[Start EXTRACTED DATA]
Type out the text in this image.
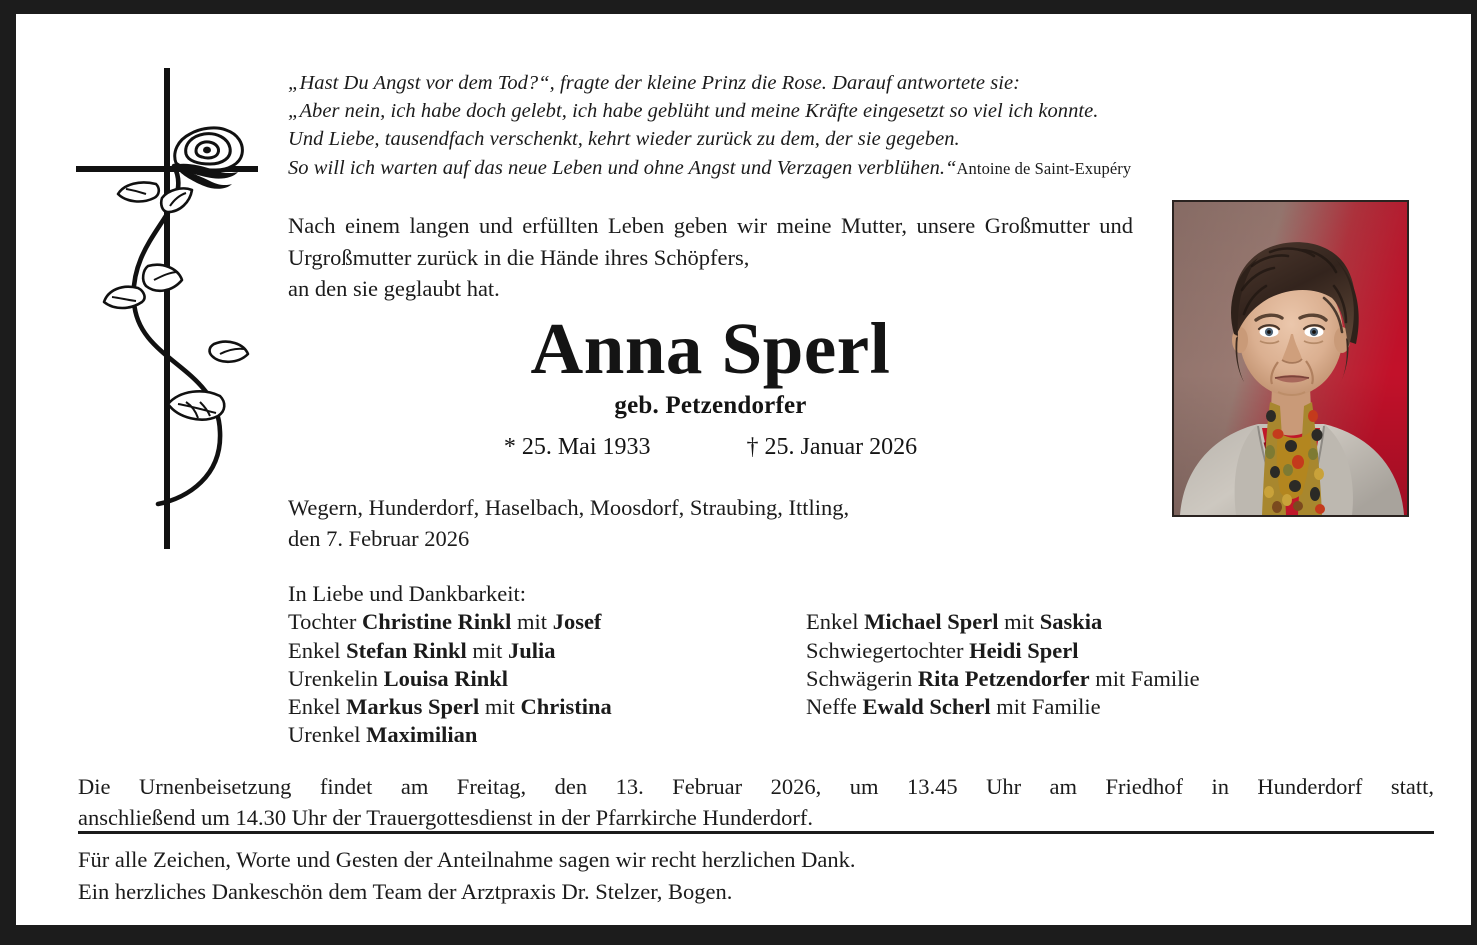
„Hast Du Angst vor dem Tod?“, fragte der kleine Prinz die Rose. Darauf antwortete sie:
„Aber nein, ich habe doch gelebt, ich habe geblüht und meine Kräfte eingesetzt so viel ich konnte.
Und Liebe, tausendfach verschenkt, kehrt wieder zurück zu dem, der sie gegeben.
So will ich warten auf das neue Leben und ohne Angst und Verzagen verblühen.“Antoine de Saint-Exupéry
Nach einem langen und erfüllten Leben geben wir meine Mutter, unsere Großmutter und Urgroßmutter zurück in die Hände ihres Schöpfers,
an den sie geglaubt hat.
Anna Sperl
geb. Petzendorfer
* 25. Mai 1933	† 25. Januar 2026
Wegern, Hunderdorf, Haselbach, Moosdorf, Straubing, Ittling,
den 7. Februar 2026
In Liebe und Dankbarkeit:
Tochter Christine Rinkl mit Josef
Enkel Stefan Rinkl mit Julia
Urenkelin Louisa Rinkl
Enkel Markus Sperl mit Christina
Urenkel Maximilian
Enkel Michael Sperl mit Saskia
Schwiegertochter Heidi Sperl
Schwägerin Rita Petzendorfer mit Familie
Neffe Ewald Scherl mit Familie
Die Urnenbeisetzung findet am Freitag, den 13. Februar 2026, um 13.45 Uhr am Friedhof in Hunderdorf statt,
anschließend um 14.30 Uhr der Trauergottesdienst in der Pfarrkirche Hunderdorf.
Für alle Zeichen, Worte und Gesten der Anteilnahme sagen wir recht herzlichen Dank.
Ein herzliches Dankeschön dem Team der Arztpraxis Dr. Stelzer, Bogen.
[End EXTRACTED DATA]
■ **EXERCISE GOAL**
Quote every record above exactly, leaving out any pictures.

■ **RESPONSE TO THE TASK**
Type out the text in this image.
„Hast Du Angst vor dem Tod?“, fragte der kleine Prinz die Rose. Darauf antwortete sie:
„Aber nein, ich habe doch gelebt, ich habe geblüht und meine Kräfte eingesetzt so viel ich konnte.
Und Liebe, tausendfach verschenkt, kehrt wieder zurück zu dem, der sie gegeben.
So will ich warten auf das neue Leben und ohne Angst und Verzagen verblühen.“Antoine de Saint-Exupéry
Nach einem langen und erfüllten Leben geben wir meine Mutter, unsere Großmutter und Urgroßmutter zurück in die Hände ihres Schöpfers,
an den sie geglaubt hat.
Anna Sperl
geb. Petzendorfer
* 25. Mai 1933	† 25. Januar 2026
Wegern, Hunderdorf, Haselbach, Moosdorf, Straubing, Ittling,
den 7. Februar 2026
In Liebe und Dankbarkeit:
Tochter Christine Rinkl mit Josef
Enkel Stefan Rinkl mit Julia
Urenkelin Louisa Rinkl
Enkel Markus Sperl mit Christina
Urenkel Maximilian
Enkel Michael Sperl mit Saskia
Schwiegertochter Heidi Sperl
Schwägerin Rita Petzendorfer mit Familie
Neffe Ewald Scherl mit Familie
Die Urnenbeisetzung findet am Freitag, den 13. Februar 2026, um 13.45 Uhr am Friedhof in Hunderdorf statt,
anschließend um 14.30 Uhr der Trauergottesdienst in der Pfarrkirche Hunderdorf.
Für alle Zeichen, Worte und Gesten der Anteilnahme sagen wir recht herzlichen Dank.
Ein herzliches Dankeschön dem Team der Arztpraxis Dr. Stelzer, Bogen.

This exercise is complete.